» EXERCISE DETAILS:
Leave the pictures out and transcribe every record exactly.
□ □ □ □ □ □ □
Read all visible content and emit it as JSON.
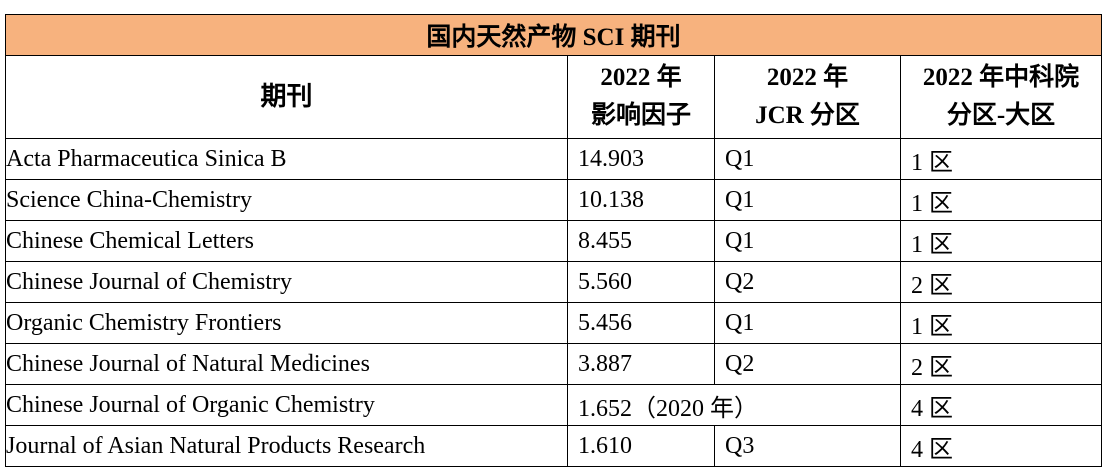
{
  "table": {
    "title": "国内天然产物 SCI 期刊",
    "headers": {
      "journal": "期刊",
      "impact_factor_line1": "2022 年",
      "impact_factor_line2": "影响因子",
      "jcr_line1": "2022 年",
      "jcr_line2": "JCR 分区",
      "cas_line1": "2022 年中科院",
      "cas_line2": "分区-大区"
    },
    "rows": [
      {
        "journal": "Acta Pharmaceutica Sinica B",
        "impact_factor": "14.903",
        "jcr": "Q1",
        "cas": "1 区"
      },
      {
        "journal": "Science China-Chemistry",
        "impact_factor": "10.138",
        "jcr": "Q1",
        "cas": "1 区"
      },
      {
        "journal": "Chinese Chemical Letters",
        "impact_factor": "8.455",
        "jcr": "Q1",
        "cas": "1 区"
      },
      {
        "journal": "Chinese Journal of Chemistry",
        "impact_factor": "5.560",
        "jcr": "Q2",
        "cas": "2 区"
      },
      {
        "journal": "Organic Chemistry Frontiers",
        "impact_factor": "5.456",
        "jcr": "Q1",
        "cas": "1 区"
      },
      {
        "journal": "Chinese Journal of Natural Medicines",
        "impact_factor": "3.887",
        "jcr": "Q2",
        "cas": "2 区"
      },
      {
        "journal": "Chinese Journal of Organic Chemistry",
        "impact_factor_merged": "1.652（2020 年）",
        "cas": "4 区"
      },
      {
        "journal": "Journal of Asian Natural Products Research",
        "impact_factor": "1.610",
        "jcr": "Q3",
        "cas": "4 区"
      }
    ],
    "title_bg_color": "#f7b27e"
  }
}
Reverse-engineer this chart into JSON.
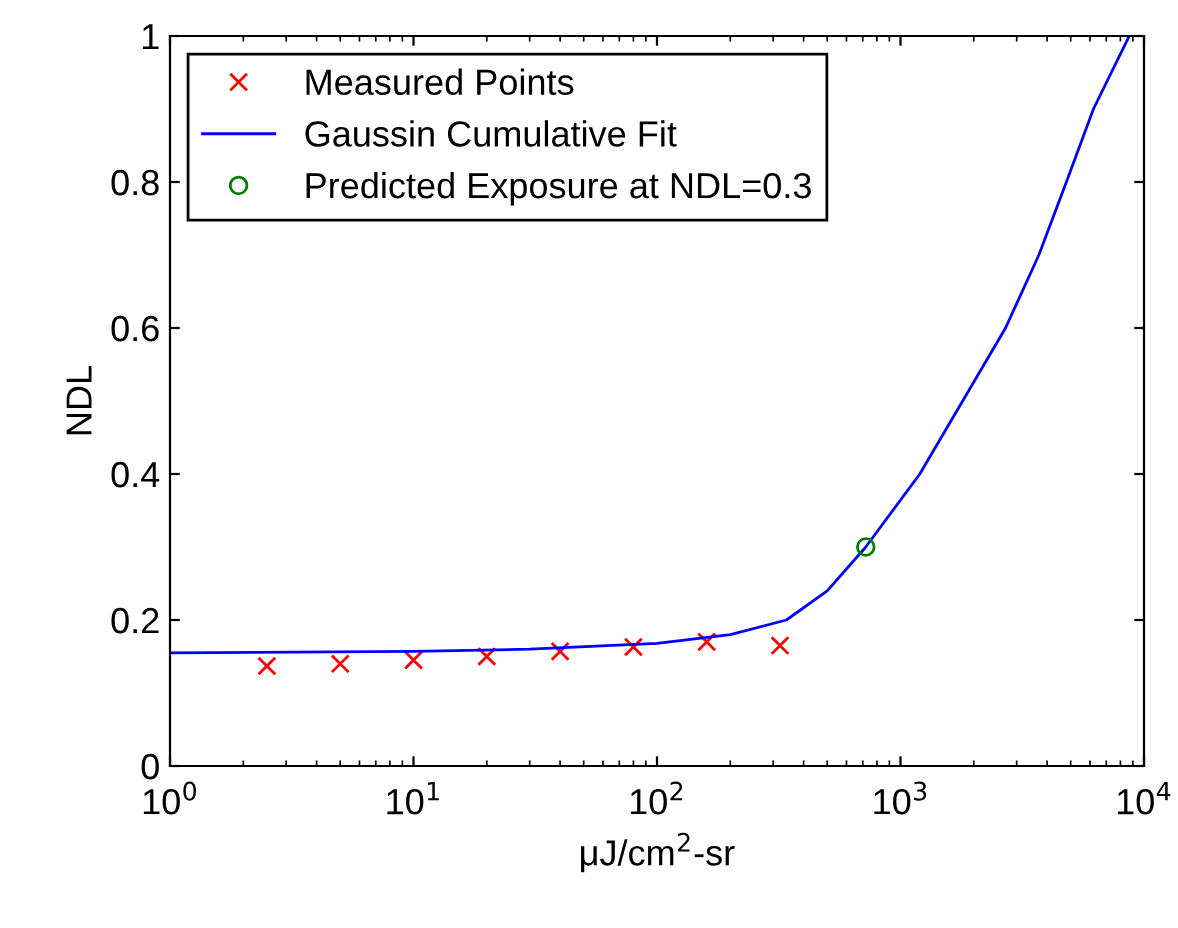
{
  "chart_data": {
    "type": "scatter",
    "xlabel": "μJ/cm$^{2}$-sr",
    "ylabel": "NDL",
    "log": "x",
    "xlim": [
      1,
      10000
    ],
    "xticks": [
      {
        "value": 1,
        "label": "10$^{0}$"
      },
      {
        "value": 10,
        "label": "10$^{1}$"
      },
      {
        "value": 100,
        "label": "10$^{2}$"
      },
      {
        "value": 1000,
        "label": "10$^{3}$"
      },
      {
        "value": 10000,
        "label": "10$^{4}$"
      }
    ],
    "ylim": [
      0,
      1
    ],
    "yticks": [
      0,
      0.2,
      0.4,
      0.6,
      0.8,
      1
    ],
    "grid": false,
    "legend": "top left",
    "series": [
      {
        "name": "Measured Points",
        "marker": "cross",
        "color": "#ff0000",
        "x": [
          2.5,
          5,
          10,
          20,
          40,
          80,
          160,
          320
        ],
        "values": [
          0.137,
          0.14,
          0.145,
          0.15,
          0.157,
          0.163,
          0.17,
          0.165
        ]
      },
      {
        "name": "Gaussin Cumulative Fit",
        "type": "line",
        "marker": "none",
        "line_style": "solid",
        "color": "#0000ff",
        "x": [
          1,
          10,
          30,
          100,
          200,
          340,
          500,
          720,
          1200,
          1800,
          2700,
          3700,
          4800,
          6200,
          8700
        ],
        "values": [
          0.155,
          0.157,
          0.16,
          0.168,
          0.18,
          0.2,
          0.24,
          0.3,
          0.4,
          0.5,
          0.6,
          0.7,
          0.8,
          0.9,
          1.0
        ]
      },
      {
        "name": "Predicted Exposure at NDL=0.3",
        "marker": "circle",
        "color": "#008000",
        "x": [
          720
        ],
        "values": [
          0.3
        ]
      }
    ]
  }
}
□ □ □ □ □ □ □
» FINISHED ANSWER:
Read all visible content and emit it as JSON.
{
  "table": {
    "title": "国内天然产物 SCI 期刊",
    "headers": {
      "journal": "期刊",
      "impact_factor_line1": "2022 年",
      "impact_factor_line2": "影响因子",
      "jcr_line1": "2022 年",
      "jcr_line2": "JCR 分区",
      "cas_line1": "2022 年中科院",
      "cas_line2": "分区-大区"
    },
    "rows": [
      {
        "journal": "Acta Pharmaceutica Sinica B",
        "impact_factor": "14.903",
        "jcr": "Q1",
        "cas": "1 区"
      },
      {
        "journal": "Science China-Chemistry",
        "impact_factor": "10.138",
        "jcr": "Q1",
        "cas": "1 区"
      },
      {
        "journal": "Chinese Chemical Letters",
        "impact_factor": "8.455",
        "jcr": "Q1",
        "cas": "1 区"
      },
      {
        "journal": "Chinese Journal of Chemistry",
        "impact_factor": "5.560",
        "jcr": "Q2",
        "cas": "2 区"
      },
      {
        "journal": "Organic Chemistry Frontiers",
        "impact_factor": "5.456",
        "jcr": "Q1",
        "cas": "1 区"
      },
      {
        "journal": "Chinese Journal of Natural Medicines",
        "impact_factor": "3.887",
        "jcr": "Q2",
        "cas": "2 区"
      },
      {
        "journal": "Chinese Journal of Organic Chemistry",
        "impact_factor_merged": "1.652（2020 年）",
        "cas": "4 区"
      },
      {
        "journal": "Journal of Asian Natural Products Research",
        "impact_factor": "1.610",
        "jcr": "Q3",
        "cas": "4 区"
      }
    ],
    "title_bg_color": "#f7b27e"
  }
}
Reverse-engineer this chart into JSON.
{
  "chart_data": {
    "type": "scatter",
    "xlabel": "μJ/cm$^{2}$-sr",
    "ylabel": "NDL",
    "log": "x",
    "xlim": [
      1,
      10000
    ],
    "xticks": [
      {
        "value": 1,
        "label": "10$^{0}$"
      },
      {
        "value": 10,
        "label": "10$^{1}$"
      },
      {
        "value": 100,
        "label": "10$^{2}$"
      },
      {
        "value": 1000,
        "label": "10$^{3}$"
      },
      {
        "value": 10000,
        "label": "10$^{4}$"
      }
    ],
    "ylim": [
      0,
      1
    ],
    "yticks": [
      0,
      0.2,
      0.4,
      0.6,
      0.8,
      1
    ],
    "grid": false,
    "legend": "top left",
    "series": [
      {
        "name": "Measured Points",
        "marker": "cross",
        "color": "#ff0000",
        "x": [
          2.5,
          5,
          10,
          20,
          40,
          80,
          160,
          320
        ],
        "values": [
          0.137,
          0.14,
          0.145,
          0.15,
          0.157,
          0.163,
          0.17,
          0.165
        ]
      },
      {
        "name": "Gaussin Cumulative Fit",
        "type": "line",
        "marker": "none",
        "line_style": "solid",
        "color": "#0000ff",
        "x": [
          1,
          10,
          30,
          100,
          200,
          340,
          500,
          720,
          1200,
          1800,
          2700,
          3700,
          4800,
          6200,
          8700
        ],
        "values": [
          0.155,
          0.157,
          0.16,
          0.168,
          0.18,
          0.2,
          0.24,
          0.3,
          0.4,
          0.5,
          0.6,
          0.7,
          0.8,
          0.9,
          1.0
        ]
      },
      {
        "name": "Predicted Exposure at NDL=0.3",
        "marker": "circle",
        "color": "#008000",
        "x": [
          720
        ],
        "values": [
          0.3
        ]
      }
    ]
  }
}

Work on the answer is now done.